- _Aim_
Write out every entry, unchanged. Skip any picture.

- _Data provided_
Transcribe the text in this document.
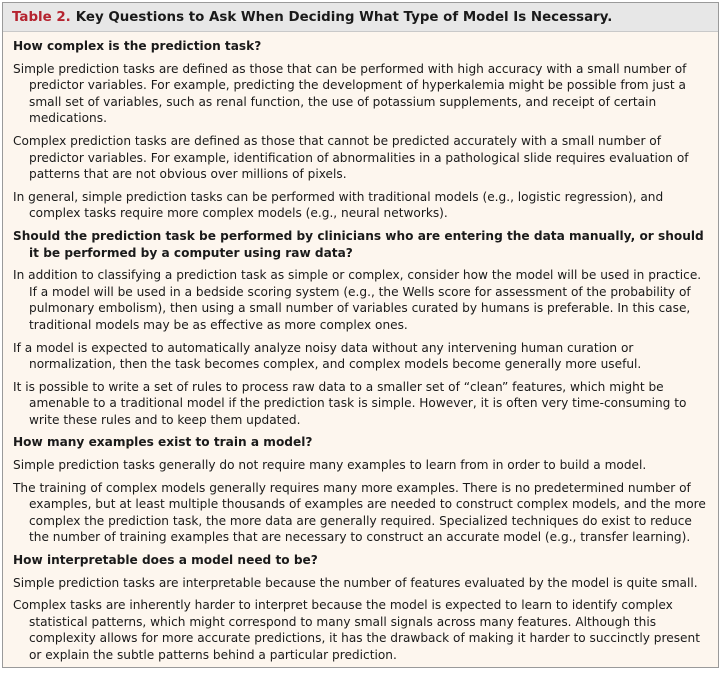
Table 2. Key Questions to Ask When Deciding What Type of Model Is Necessary.
How complex is the prediction task?

Simple prediction tasks are defined as those that can be performed with high accuracy with a small number of predictor variables. For example, predicting the development of hyperkalemia might be possible from just a small set of variables, such as renal function, the use of potassium supplements, and receipt of certain medications.

Complex prediction tasks are defined as those that cannot be predicted accurately with a small number of predictor variables. For example, identification of abnormalities in a pathological slide requires evaluation of patterns that are not obvious over millions of pixels.

In general, simple prediction tasks can be performed with traditional models (e.g., logistic regression), and complex tasks require more complex models (e.g., neural networks).

Should the prediction task be performed by clinicians who are entering the data manually, or should it be performed by a computer using raw data?

In addition to classifying a prediction task as simple or complex, consider how the model will be used in practice. If a model will be used in a bedside scoring system (e.g., the Wells score for assessment of the probability of pulmonary embolism), then using a small number of variables curated by humans is preferable. In this case, traditional models may be as effective as more complex ones.

If a model is expected to automatically analyze noisy data without any intervening human curation or normalization, then the task becomes complex, and complex models become generally more useful.

It is possible to write a set of rules to process raw data to a smaller set of “clean” features, which might be amenable to a traditional model if the prediction task is simple. However, it is often very time-consuming to write these rules and to keep them updated.

How many examples exist to train a model?

Simple prediction tasks generally do not require many examples to learn from in order to build a model.

The training of complex models generally requires many more examples. There is no predetermined number of examples, but at least multiple thousands of examples are needed to construct complex models, and the more complex the prediction task, the more data are generally required. Specialized techniques do exist to reduce the number of training examples that are necessary to construct an accurate model (e.g., transfer learning).

How interpretable does a model need to be?

Simple prediction tasks are interpretable because the number of features evaluated by the model is quite small.

Complex tasks are inherently harder to interpret because the model is expected to learn to identify complex statistical patterns, which might correspond to many small signals across many features. Although this complexity allows for more accurate predictions, it has the drawback of making it harder to succinctly present or explain the subtle patterns behind a particular prediction.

- _Reply to the exercise_
Transcribe the text in this document.
Table 2. Key Questions to Ask When Deciding What Type of Model Is Necessary.
How complex is the prediction task?

Simple prediction tasks are defined as those that can be performed with high accuracy with a small number of predictor variables. For example, predicting the development of hyperkalemia might be possible from just a small set of variables, such as renal function, the use of potassium supplements, and receipt of certain medications.

Complex prediction tasks are defined as those that cannot be predicted accurately with a small number of predictor variables. For example, identification of abnormalities in a pathological slide requires evaluation of patterns that are not obvious over millions of pixels.

In general, simple prediction tasks can be performed with traditional models (e.g., logistic regression), and complex tasks require more complex models (e.g., neural networks).

Should the prediction task be performed by clinicians who are entering the data manually, or should it be performed by a computer using raw data?

In addition to classifying a prediction task as simple or complex, consider how the model will be used in practice. If a model will be used in a bedside scoring system (e.g., the Wells score for assessment of the probability of pulmonary embolism), then using a small number of variables curated by humans is preferable. In this case, traditional models may be as effective as more complex ones.

If a model is expected to automatically analyze noisy data without any intervening human curation or normalization, then the task becomes complex, and complex models become generally more useful.

It is possible to write a set of rules to process raw data to a smaller set of “clean” features, which might be amenable to a traditional model if the prediction task is simple. However, it is often very time-consuming to write these rules and to keep them updated.

How many examples exist to train a model?

Simple prediction tasks generally do not require many examples to learn from in order to build a model.

The training of complex models generally requires many more examples. There is no predetermined number of examples, but at least multiple thousands of examples are needed to construct complex models, and the more complex the prediction task, the more data are generally required. Specialized techniques do exist to reduce the number of training examples that are necessary to construct an accurate model (e.g., transfer learning).

How interpretable does a model need to be?

Simple prediction tasks are interpretable because the number of features evaluated by the model is quite small.

Complex tasks are inherently harder to interpret because the model is expected to learn to identify complex statistical patterns, which might correspond to many small signals across many features. Although this complexity allows for more accurate predictions, it has the drawback of making it harder to succinctly present or explain the subtle patterns behind a particular prediction.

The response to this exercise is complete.